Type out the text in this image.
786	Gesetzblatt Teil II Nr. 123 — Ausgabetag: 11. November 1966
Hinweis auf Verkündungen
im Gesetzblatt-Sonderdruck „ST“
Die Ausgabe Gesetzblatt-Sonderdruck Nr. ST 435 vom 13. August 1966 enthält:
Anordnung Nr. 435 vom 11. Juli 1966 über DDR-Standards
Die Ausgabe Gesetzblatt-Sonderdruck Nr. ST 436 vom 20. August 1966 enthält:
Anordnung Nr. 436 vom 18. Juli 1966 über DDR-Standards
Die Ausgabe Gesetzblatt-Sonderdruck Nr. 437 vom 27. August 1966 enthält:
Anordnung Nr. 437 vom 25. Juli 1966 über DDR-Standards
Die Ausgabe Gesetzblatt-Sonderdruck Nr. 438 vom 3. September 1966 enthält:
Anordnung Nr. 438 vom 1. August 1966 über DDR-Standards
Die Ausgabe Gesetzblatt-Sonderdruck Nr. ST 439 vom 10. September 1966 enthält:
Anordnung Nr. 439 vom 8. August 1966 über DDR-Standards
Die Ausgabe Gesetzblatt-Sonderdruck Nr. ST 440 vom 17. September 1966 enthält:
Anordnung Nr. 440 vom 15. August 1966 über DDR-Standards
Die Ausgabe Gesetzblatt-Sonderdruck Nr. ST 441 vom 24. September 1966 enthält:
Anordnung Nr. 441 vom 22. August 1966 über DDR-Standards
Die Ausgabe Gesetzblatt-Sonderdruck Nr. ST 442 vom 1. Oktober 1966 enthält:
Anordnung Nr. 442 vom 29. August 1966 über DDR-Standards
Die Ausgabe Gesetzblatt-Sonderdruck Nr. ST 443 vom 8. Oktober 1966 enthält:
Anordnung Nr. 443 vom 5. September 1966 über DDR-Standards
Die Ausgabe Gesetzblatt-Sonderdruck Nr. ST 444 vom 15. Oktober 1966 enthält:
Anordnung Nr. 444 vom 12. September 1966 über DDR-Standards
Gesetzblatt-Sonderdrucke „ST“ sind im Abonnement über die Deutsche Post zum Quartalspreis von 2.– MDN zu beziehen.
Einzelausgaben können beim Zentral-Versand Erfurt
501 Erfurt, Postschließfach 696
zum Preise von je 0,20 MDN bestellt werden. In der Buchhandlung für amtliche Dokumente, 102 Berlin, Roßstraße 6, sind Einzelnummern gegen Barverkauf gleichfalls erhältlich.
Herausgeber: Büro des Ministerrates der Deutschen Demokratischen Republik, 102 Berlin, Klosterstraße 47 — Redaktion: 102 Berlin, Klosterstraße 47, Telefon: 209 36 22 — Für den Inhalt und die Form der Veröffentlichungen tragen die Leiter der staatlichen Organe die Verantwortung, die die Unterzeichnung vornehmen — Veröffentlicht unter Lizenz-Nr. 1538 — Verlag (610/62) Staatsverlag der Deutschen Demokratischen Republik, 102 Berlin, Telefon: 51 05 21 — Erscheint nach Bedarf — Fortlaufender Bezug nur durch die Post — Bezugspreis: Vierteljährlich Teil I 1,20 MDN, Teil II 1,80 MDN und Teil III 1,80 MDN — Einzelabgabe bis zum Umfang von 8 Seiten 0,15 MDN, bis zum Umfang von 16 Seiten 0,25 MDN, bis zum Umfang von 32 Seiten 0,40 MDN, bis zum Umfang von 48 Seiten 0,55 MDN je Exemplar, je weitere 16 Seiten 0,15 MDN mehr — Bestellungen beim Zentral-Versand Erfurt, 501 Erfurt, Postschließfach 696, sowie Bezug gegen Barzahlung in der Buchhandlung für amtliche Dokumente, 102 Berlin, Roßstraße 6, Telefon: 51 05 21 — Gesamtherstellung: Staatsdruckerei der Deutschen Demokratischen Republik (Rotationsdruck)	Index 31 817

========

* Objective:
Of all the lines above, how many contain the word "Anordnung"? Give the number and nothing else.

* Task solution:
10